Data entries
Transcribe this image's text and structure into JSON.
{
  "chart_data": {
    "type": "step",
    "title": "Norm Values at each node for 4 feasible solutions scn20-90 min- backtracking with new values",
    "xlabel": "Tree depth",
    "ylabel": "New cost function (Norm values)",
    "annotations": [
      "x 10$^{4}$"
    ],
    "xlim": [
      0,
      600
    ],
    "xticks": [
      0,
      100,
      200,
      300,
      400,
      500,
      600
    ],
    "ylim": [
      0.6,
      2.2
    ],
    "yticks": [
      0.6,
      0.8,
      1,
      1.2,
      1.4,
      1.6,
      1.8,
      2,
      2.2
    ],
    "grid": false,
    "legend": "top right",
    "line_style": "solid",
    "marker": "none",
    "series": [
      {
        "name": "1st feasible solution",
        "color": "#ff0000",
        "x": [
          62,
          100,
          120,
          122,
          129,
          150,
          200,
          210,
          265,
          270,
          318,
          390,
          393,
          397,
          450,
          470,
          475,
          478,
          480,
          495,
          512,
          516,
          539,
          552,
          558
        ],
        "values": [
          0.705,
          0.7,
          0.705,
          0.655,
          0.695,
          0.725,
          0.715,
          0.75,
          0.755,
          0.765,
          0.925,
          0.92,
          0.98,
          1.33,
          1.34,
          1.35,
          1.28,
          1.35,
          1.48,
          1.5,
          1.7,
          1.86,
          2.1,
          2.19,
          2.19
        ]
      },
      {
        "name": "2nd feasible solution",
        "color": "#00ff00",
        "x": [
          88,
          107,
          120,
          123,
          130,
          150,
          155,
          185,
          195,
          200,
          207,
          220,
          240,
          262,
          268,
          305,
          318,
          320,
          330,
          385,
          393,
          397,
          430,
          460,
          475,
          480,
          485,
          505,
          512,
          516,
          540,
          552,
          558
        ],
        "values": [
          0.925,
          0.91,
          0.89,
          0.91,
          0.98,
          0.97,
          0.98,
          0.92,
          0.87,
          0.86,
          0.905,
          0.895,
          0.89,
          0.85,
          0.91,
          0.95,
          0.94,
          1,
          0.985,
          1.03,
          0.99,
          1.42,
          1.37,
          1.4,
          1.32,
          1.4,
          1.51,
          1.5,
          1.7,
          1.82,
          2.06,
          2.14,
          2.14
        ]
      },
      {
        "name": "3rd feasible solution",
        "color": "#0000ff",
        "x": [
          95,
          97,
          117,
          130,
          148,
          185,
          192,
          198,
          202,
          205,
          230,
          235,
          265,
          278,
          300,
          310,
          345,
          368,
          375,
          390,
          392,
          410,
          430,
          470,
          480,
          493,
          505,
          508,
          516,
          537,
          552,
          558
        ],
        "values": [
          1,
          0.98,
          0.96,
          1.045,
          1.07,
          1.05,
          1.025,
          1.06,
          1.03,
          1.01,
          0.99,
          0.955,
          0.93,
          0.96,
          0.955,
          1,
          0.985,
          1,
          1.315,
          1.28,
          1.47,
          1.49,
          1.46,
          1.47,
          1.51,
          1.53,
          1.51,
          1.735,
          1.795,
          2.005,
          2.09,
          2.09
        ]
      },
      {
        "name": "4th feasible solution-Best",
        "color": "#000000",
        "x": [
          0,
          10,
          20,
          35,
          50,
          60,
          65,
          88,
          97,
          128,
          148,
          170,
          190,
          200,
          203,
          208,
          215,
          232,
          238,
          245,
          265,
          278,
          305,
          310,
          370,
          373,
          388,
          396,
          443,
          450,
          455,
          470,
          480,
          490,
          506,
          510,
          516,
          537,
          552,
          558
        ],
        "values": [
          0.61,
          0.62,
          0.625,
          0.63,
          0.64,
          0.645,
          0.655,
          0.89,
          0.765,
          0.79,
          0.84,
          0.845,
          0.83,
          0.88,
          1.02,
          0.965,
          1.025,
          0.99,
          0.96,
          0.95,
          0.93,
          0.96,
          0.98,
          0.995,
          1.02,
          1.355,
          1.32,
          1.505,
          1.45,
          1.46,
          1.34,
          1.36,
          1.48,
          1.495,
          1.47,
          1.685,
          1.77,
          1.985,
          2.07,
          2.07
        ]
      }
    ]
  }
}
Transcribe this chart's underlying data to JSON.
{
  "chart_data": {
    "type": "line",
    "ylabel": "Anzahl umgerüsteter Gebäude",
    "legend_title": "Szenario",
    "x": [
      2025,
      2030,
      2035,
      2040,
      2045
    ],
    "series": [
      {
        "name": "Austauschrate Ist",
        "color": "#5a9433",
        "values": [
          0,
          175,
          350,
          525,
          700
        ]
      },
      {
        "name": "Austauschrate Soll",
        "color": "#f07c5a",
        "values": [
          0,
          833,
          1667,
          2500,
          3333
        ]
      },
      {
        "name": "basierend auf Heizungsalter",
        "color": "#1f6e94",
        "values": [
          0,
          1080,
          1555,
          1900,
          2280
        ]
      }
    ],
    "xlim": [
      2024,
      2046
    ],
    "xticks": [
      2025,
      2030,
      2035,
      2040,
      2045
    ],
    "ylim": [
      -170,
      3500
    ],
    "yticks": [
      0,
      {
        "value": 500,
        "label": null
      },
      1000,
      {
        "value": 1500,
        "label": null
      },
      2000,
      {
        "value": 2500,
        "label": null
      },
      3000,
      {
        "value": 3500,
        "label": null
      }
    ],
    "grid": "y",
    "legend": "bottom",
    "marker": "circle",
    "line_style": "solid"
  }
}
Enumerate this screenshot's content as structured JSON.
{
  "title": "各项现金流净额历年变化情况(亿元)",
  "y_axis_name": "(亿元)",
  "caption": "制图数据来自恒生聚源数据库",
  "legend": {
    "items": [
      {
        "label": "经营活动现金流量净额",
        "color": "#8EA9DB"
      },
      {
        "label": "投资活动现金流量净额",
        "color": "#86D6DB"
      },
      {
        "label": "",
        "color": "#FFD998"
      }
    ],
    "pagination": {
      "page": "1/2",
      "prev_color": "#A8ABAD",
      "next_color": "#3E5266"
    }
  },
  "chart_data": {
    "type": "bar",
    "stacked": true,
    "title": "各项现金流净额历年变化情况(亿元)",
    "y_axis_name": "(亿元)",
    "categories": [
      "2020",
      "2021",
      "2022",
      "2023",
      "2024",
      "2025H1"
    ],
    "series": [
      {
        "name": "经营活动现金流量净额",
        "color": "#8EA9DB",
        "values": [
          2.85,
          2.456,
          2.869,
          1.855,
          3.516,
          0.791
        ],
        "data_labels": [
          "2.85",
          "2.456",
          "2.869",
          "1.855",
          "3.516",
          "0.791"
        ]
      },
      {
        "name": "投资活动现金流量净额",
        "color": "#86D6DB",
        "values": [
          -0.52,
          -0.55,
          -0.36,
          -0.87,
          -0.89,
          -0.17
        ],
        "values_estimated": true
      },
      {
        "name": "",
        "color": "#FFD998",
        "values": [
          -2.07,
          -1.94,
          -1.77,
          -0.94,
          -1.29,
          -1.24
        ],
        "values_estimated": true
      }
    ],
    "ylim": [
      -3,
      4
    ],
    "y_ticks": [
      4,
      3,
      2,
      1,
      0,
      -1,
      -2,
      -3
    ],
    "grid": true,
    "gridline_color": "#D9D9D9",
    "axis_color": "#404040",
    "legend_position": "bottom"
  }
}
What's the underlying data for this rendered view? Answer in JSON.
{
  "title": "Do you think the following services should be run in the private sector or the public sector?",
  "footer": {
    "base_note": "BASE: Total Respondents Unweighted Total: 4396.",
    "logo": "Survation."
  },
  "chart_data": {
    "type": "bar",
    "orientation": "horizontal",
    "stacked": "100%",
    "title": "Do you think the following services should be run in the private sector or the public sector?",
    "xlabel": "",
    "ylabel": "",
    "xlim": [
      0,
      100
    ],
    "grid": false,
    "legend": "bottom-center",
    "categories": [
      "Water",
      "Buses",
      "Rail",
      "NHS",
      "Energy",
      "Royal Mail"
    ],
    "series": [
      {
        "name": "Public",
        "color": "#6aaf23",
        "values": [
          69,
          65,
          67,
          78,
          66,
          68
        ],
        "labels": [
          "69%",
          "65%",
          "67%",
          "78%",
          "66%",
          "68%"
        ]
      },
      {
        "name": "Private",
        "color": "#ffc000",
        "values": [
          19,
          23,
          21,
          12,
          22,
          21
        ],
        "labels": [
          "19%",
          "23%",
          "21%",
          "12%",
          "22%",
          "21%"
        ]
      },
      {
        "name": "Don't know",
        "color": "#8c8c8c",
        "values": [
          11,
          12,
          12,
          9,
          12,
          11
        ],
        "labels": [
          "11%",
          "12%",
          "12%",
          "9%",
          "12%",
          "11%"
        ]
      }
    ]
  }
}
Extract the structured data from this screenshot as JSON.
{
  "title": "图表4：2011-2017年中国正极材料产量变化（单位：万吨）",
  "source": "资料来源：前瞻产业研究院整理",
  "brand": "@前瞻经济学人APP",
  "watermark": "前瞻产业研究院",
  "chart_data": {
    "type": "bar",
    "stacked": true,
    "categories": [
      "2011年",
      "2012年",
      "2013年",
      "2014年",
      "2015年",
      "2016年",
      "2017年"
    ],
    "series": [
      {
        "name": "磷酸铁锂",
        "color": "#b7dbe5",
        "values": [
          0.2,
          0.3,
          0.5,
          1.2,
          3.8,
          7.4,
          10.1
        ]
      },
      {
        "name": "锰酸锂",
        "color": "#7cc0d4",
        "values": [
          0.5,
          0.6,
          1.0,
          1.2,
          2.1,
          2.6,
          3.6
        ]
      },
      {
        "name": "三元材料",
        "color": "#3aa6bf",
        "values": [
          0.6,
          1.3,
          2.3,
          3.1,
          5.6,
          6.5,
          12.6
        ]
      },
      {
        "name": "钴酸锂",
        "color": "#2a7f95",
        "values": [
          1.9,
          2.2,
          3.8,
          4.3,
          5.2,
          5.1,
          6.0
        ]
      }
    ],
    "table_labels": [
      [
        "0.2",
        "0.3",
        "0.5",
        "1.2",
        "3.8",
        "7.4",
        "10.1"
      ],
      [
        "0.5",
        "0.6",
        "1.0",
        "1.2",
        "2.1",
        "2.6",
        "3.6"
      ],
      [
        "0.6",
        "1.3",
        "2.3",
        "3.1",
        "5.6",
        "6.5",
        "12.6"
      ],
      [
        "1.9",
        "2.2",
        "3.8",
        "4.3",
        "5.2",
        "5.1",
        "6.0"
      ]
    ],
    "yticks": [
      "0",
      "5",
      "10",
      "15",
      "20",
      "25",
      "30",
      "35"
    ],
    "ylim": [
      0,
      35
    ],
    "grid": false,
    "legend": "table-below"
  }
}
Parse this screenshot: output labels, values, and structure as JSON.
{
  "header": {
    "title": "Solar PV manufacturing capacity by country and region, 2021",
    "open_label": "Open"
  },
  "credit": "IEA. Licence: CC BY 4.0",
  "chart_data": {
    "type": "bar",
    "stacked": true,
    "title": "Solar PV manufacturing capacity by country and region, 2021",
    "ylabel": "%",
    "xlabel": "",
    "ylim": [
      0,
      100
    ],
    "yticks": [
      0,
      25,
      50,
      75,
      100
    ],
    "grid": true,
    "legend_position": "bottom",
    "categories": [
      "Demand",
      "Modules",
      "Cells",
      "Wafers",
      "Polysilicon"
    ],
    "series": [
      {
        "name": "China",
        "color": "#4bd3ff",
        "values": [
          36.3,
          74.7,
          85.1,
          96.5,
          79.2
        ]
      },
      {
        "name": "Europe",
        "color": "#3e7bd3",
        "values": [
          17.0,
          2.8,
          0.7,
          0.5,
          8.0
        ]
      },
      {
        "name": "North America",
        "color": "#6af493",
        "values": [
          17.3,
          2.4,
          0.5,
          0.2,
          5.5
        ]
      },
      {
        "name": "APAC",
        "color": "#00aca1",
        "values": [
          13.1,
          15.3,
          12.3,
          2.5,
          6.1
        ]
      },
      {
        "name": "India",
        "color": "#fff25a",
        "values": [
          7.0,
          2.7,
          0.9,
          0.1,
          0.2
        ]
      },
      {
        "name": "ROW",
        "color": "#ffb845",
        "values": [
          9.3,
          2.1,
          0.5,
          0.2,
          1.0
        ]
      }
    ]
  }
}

WORK TO COMPLETE ::
Give back exactly the lines running from the line containing "Parse this screenshot: output" through the end of the material above, both included, and nothing beyond them.

ANSWER BELOW ::
Parse this screenshot: output labels, values, and structure as JSON.
{
  "header": {
    "title": "Solar PV manufacturing capacity by country and region, 2021",
    "open_label": "Open"
  },
  "credit": "IEA. Licence: CC BY 4.0",
  "chart_data": {
    "type": "bar",
    "stacked": true,
    "title": "Solar PV manufacturing capacity by country and region, 2021",
    "ylabel": "%",
    "xlabel": "",
    "ylim": [
      0,
      100
    ],
    "yticks": [
      0,
      25,
      50,
      75,
      100
    ],
    "grid": true,
    "legend_position": "bottom",
    "categories": [
      "Demand",
      "Modules",
      "Cells",
      "Wafers",
      "Polysilicon"
    ],
    "series": [
      {
        "name": "China",
        "color": "#4bd3ff",
        "values": [
          36.3,
          74.7,
          85.1,
          96.5,
          79.2
        ]
      },
      {
        "name": "Europe",
        "color": "#3e7bd3",
        "values": [
          17.0,
          2.8,
          0.7,
          0.5,
          8.0
        ]
      },
      {
        "name": "North America",
        "color": "#6af493",
        "values": [
          17.3,
          2.4,
          0.5,
          0.2,
          5.5
        ]
      },
      {
        "name": "APAC",
        "color": "#00aca1",
        "values": [
          13.1,
          15.3,
          12.3,
          2.5,
          6.1
        ]
      },
      {
        "name": "India",
        "color": "#fff25a",
        "values": [
          7.0,
          2.7,
          0.9,
          0.1,
          0.2
        ]
      },
      {
        "name": "ROW",
        "color": "#ffb845",
        "values": [
          9.3,
          2.1,
          0.5,
          0.2,
          1.0
        ]
      }
    ]
  }
}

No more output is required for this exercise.